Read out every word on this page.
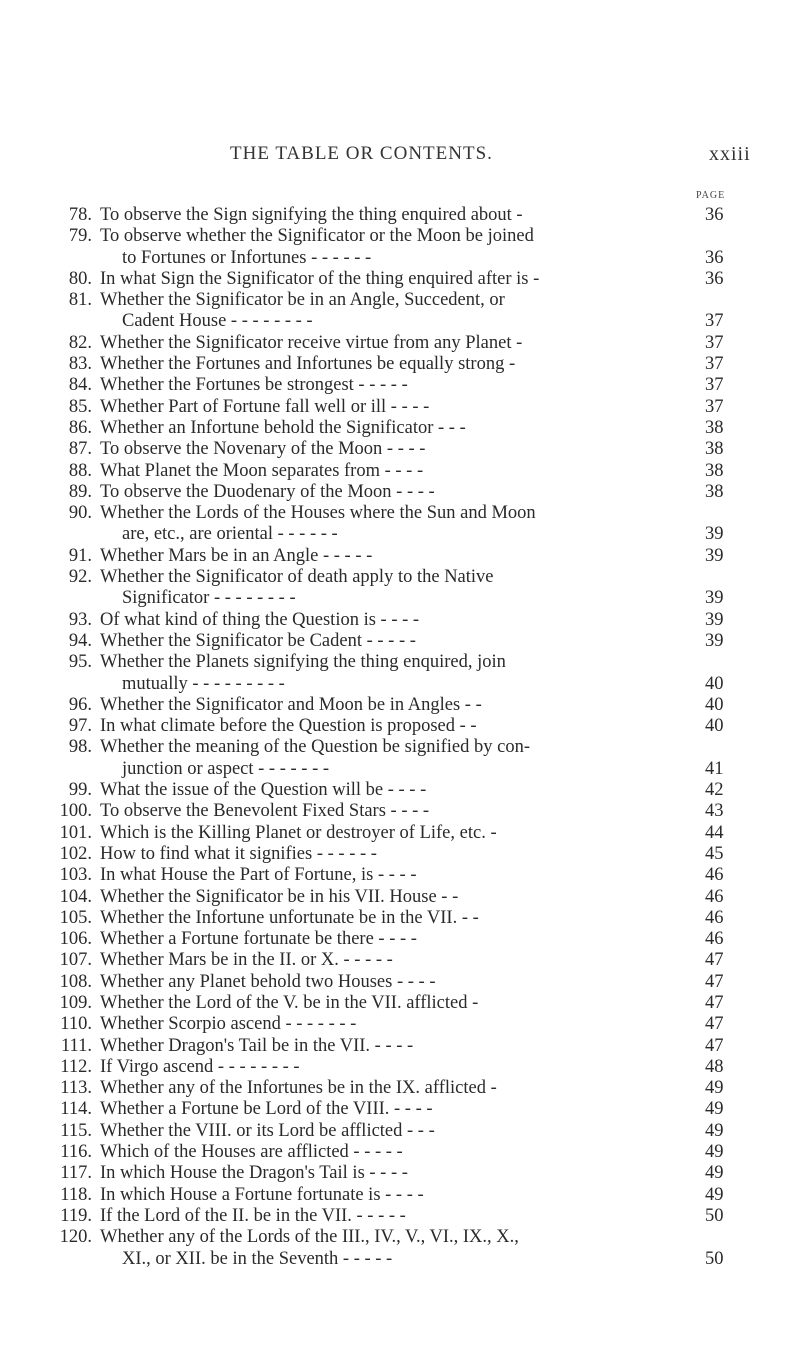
THE TABLE OR CONTENTS.	xxiii
PAGE
78. To observe the Sign signifying the thing enquired about -	36
79. To observe whether the Significator or the Moon be joined
to Fortunes or Infortunes - - - - - -	36
80. In what Sign the Significator of the thing enquired after is -	36
81. Whether the Significator be in an Angle, Succedent, or
Cadent House - - - - - - - -	37
82. Whether the Significator receive virtue from any Planet -	37
83. Whether the Fortunes and Infortunes be equally strong -	37
84. Whether the Fortunes be strongest - - - - -	37
85. Whether Part of Fortune fall well or ill - - - -	37
86. Whether an Infortune behold the Significator - - -	38
87. To observe the Novenary of the Moon - - - -	38
88. What Planet the Moon separates from - - - -	38
89. To observe the Duodenary of the Moon - - - -	38
90. Whether the Lords of the Houses where the Sun and Moon
are, etc., are oriental - - - - - -	39
91. Whether Mars be in an Angle - - - - -	39
92. Whether the Significator of death apply to the Native
Significator - - - - - - - -	39
93. Of what kind of thing the Question is - - - -	39
94. Whether the Significator be Cadent - - - - -	39
95. Whether the Planets signifying the thing enquired, join
mutually - - - - - - - - -	40
96. Whether the Significator and Moon be in Angles - -	40
97. In what climate before the Question is proposed - -	40
98. Whether the meaning of the Question be signified by con-
junction or aspect - - - - - - -	41
99. What the issue of the Question will be - - - -	42
100. To observe the Benevolent Fixed Stars - - - -	43
101. Which is the Killing Planet or destroyer of Life, etc. -	44
102. How to find what it signifies - - - - - -	45
103. In what House the Part of Fortune, is - - - -	46
104. Whether the Significator be in his VII. House - -	46
105. Whether the Infortune unfortunate be in the VII. - -	46
106. Whether a Fortune fortunate be there - - - -	46
107. Whether Mars be in the II. or X. - - - - -	47
108. Whether any Planet behold two Houses - - - -	47
109. Whether the Lord of the V. be in the VII. afflicted -	47
110. Whether Scorpio ascend - - - - - - -	47
111. Whether Dragon's Tail be in the VII. - - - -	47
112. If Virgo ascend - - - - - - - -	48
113. Whether any of the Infortunes be in the IX. afflicted -	49
114. Whether a Fortune be Lord of the VIII. - - - -	49
115. Whether the VIII. or its Lord be afflicted - - -	49
116. Which of the Houses are afflicted - - - - -	49
117. In which House the Dragon's Tail is - - - -	49
118. In which House a Fortune fortunate is - - - -	49
119. If the Lord of the II. be in the VII. - - - - -	50
120. Whether any of the Lords of the III., IV., V., VI., IX., X.,
XI., or XII. be in the Seventh - - - - -	50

□ □ □ □

Every entry above should be duplicated exactly. Do not include the images.

__TASK RESPONSE__
Read out every word on this page.
THE TABLE OR CONTENTS.	xxiii
PAGE
78. To observe the Sign signifying the thing enquired about -	36
79. To observe whether the Significator or the Moon be joined
to Fortunes or Infortunes - - - - - -	36
80. In what Sign the Significator of the thing enquired after is -	36
81. Whether the Significator be in an Angle, Succedent, or
Cadent House - - - - - - - -	37
82. Whether the Significator receive virtue from any Planet -	37
83. Whether the Fortunes and Infortunes be equally strong -	37
84. Whether the Fortunes be strongest - - - - -	37
85. Whether Part of Fortune fall well or ill - - - -	37
86. Whether an Infortune behold the Significator - - -	38
87. To observe the Novenary of the Moon - - - -	38
88. What Planet the Moon separates from - - - -	38
89. To observe the Duodenary of the Moon - - - -	38
90. Whether the Lords of the Houses where the Sun and Moon
are, etc., are oriental - - - - - -	39
91. Whether Mars be in an Angle - - - - -	39
92. Whether the Significator of death apply to the Native
Significator - - - - - - - -	39
93. Of what kind of thing the Question is - - - -	39
94. Whether the Significator be Cadent - - - - -	39
95. Whether the Planets signifying the thing enquired, join
mutually - - - - - - - - -	40
96. Whether the Significator and Moon be in Angles - -	40
97. In what climate before the Question is proposed - -	40
98. Whether the meaning of the Question be signified by con-
junction or aspect - - - - - - -	41
99. What the issue of the Question will be - - - -	42
100. To observe the Benevolent Fixed Stars - - - -	43
101. Which is the Killing Planet or destroyer of Life, etc. -	44
102. How to find what it signifies - - - - - -	45
103. In what House the Part of Fortune, is - - - -	46
104. Whether the Significator be in his VII. House - -	46
105. Whether the Infortune unfortunate be in the VII. - -	46
106. Whether a Fortune fortunate be there - - - -	46
107. Whether Mars be in the II. or X. - - - - -	47
108. Whether any Planet behold two Houses - - - -	47
109. Whether the Lord of the V. be in the VII. afflicted -	47
110. Whether Scorpio ascend - - - - - - -	47
111. Whether Dragon's Tail be in the VII. - - - -	47
112. If Virgo ascend - - - - - - - -	48
113. Whether any of the Infortunes be in the IX. afflicted -	49
114. Whether a Fortune be Lord of the VIII. - - - -	49
115. Whether the VIII. or its Lord be afflicted - - -	49
116. Which of the Houses are afflicted - - - - -	49
117. In which House the Dragon's Tail is - - - -	49
118. In which House a Fortune fortunate is - - - -	49
119. If the Lord of the II. be in the VII. - - - - -	50
120. Whether any of the Lords of the III., IV., V., VI., IX., X.,
XI., or XII. be in the Seventh - - - - -	50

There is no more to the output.